* _Work required_:
Print the records below word for word, but leave out the pictures.

[A block of data]
— START —

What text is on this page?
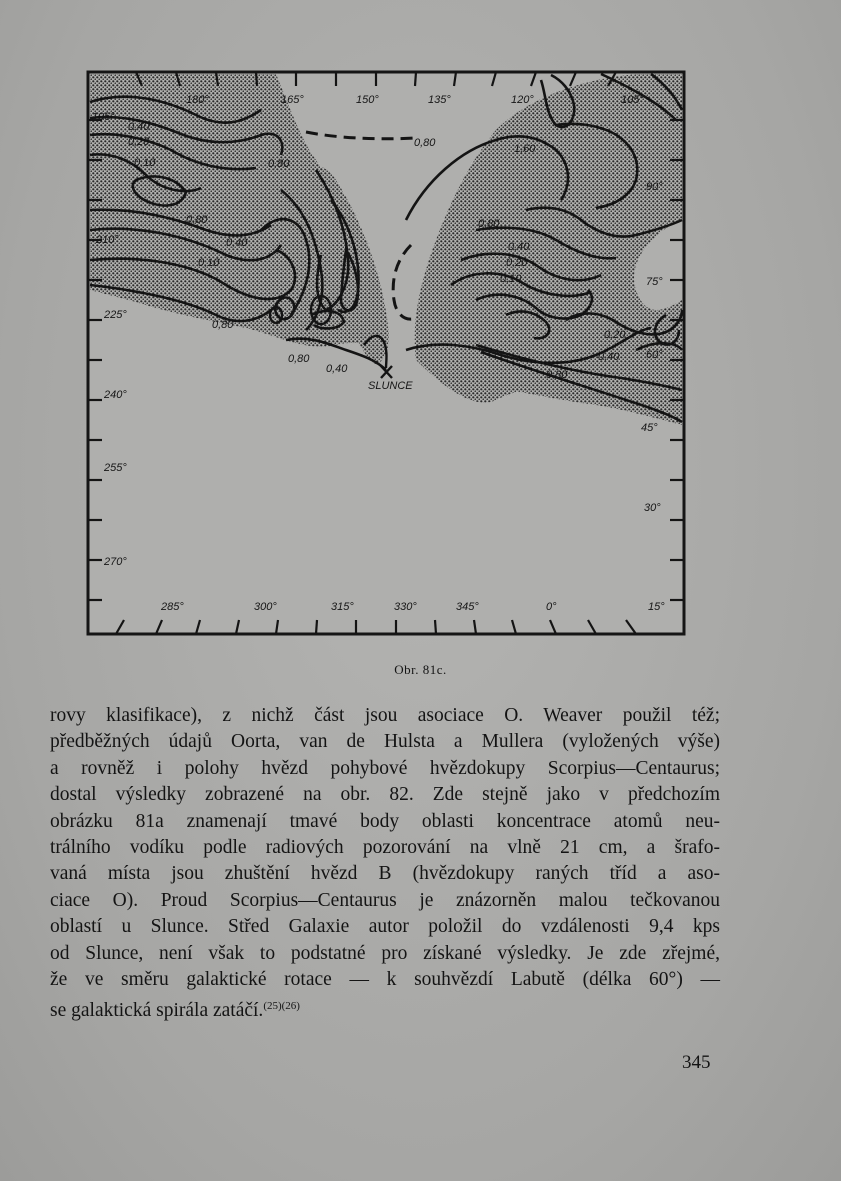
180°	165°	150°	135°	120°	105°
195°
210°
225°
240°
255°
270°
90°
75°
60°
45°
30°
15°
285°	300°	315°	330°	345°	0°
0,40
0,20
0,10	0,80
0,80
0,40
0,10
0,80
0,80
0,40
0,80	1,60
0,80
0,40
0,20
0,10
0,20
0,40
0,80
SLUNCE
Obr. 81c.
rovy klasifikace), z nichž část jsou asociace O. Weaver použil též;
předběžných údajů Oorta, van de Hulsta a Mullera (vyložených výše)
a rovněž i polohy hvězd pohybové hvězdokupy Scorpius—Centaurus;
dostal výsledky zobrazené na obr. 82. Zde stejně jako v předchozím
obrázku 81a znamenají tmavé body oblasti koncentrace atomů neu-
trálního vodíku podle radiových pozorování na vlně 21 cm, a šrafo-
vaná místa jsou zhuštění hvězd B (hvězdokupy raných tříd a aso-
ciace O). Proud Scorpius—Centaurus je znázorněn malou tečkovanou
oblastí u Slunce. Střed Galaxie autor položil do vzdálenosti 9,4 kps
od Slunce, není však to podstatné pro získané výsledky. Je zde zřejmé,
že ve směru galaktické rotace — k souhvězdí Labutě (délka 60°) —
se galaktická spirála zatáčí.$^{(25)(26)}$
345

— END —

* _Exercise solution_:
What text is on this page?
180°	165°	150°	135°	120°	105°
195°
210°
225°
240°
255°
270°
90°
75°
60°
45°
30°
15°
285°	300°	315°	330°	345°	0°
0,40
0,20
0,10	0,80
0,80
0,40
0,10
0,80
0,80
0,40
0,80	1,60
0,80
0,40
0,20
0,10
0,20
0,40
0,80
SLUNCE
Obr. 81c.
rovy klasifikace), z nichž část jsou asociace O. Weaver použil též;
předběžných údajů Oorta, van de Hulsta a Mullera (vyložených výše)
a rovněž i polohy hvězd pohybové hvězdokupy Scorpius—Centaurus;
dostal výsledky zobrazené na obr. 82. Zde stejně jako v předchozím
obrázku 81a znamenají tmavé body oblasti koncentrace atomů neu-
trálního vodíku podle radiových pozorování na vlně 21 cm, a šrafo-
vaná místa jsou zhuštění hvězd B (hvězdokupy raných tříd a aso-
ciace O). Proud Scorpius—Centaurus je znázorněn malou tečkovanou
oblastí u Slunce. Střed Galaxie autor položil do vzdálenosti 9,4 kps
od Slunce, není však to podstatné pro získané výsledky. Je zde zřejmé,
že ve směru galaktické rotace — k souhvězdí Labutě (délka 60°) —
se galaktická spirála zatáčí.$^{(25)(26)}$
345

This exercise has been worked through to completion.